==== Übungstext

Dienstag, 9. September 2014

[Lese-Einblick #3] 28 Tage



Ein Buch, was mich bisher nicht gereizt hat. David Safier schreibt Jugendbücher? Hm ... nein danke, kein Interesse. Doch bevor es hier bei mir verstaubt wollte ich jetzt doch mal einen Blick riskieren - und bin bisher sehr überrascht.

1943: Die sechzehnjährige Mira schmuggelt Lebensmittel, um im Warschauer Ghetto zu überleben. Als sie erfährt, dass die gesamte Ghettobevölkerung umgebracht werden soll, schließt sich Mira dem Widerstand an. Der kann der übermächtigen SS länger trotzen als vermutet. Viel länger. Ganze 28 Tage. .

Viele hatten bei Erscheinen des Buches in ihren Rezensionen geschrieben dass das für sie kein Jugendbuch sei. Bisher kann ich das auch nicht behaupten, geht es doch um ein Thema was nicht gerade leicht verdaulich ist. Doch auf der anderen Seite finde ich es wichtig, solche Themen für Jugendliche aufzubereiten.

========

Arbeitsauftrag — Wie alt ist Mira laut dem Übungstext im Jahr 1943?

==== Datenauszug

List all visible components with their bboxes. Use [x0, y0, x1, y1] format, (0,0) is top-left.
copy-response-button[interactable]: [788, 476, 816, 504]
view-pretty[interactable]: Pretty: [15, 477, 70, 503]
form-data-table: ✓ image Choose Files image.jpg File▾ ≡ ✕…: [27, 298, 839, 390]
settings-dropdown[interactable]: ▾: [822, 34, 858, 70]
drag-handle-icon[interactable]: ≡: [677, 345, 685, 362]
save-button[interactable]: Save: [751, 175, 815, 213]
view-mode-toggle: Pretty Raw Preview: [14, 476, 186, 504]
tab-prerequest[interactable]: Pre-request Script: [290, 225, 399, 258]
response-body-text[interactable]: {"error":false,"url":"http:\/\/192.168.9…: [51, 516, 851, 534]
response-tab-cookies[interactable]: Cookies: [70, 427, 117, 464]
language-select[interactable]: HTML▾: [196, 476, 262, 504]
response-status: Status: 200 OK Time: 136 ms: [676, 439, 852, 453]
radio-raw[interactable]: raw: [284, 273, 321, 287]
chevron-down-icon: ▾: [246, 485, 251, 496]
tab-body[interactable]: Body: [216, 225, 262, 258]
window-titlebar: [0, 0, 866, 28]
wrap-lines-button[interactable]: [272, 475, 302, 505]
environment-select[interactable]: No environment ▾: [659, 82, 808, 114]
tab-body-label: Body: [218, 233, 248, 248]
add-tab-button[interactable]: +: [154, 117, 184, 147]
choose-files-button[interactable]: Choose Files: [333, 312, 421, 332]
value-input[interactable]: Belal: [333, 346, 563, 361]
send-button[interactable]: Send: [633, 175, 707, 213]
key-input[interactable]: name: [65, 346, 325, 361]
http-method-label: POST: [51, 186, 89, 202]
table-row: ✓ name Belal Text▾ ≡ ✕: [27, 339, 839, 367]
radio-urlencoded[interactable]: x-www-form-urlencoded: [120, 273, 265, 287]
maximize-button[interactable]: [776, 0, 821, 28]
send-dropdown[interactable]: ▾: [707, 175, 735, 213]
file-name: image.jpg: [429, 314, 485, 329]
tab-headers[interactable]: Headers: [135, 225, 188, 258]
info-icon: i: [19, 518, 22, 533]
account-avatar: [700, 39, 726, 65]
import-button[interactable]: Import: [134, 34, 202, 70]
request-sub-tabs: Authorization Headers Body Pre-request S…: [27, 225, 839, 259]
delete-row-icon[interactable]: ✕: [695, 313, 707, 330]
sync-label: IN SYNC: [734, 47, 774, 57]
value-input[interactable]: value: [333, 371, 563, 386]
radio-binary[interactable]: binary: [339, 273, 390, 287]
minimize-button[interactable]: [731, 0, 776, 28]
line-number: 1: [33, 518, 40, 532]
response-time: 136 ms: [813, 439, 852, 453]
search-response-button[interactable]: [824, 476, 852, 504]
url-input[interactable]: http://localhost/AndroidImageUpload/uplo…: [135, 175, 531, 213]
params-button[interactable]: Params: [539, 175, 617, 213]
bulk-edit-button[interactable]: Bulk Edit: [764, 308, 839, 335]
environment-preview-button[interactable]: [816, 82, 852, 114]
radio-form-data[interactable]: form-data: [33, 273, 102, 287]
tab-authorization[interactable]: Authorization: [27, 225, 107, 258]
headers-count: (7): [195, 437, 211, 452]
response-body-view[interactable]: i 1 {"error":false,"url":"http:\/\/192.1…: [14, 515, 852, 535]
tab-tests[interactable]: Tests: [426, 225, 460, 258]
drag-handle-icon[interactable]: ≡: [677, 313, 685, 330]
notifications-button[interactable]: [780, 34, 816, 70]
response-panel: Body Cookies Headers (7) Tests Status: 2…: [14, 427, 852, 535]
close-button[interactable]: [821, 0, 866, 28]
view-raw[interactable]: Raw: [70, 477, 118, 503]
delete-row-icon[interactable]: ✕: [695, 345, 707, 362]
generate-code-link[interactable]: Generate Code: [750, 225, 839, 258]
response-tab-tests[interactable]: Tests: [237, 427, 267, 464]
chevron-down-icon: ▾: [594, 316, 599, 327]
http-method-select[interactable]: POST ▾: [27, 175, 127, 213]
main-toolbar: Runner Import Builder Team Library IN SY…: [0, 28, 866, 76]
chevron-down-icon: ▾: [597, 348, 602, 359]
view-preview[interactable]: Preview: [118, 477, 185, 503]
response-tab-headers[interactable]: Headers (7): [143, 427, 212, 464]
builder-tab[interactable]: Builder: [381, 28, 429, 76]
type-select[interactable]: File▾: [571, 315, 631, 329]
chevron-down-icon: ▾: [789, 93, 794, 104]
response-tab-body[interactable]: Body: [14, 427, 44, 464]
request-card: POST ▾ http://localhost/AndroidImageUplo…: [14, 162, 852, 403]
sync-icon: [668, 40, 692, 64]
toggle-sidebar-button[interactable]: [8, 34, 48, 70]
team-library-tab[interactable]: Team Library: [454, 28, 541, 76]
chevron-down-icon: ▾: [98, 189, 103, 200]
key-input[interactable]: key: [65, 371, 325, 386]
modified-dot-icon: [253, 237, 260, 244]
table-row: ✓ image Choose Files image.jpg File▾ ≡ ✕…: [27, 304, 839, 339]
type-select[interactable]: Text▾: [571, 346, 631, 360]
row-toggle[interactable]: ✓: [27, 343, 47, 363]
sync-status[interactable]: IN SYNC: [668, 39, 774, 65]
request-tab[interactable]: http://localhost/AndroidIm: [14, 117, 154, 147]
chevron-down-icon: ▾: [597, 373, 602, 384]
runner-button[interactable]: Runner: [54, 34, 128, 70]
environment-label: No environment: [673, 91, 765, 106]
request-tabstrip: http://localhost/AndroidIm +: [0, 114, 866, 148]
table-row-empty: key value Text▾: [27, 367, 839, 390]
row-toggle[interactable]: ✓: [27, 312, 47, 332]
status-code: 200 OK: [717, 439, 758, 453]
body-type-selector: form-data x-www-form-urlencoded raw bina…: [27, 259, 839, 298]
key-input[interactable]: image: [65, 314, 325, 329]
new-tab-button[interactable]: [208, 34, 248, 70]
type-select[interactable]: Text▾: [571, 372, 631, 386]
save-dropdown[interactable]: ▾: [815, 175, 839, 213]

========

Erwartete Antwort — Mira ist sechzehn Jahre alt.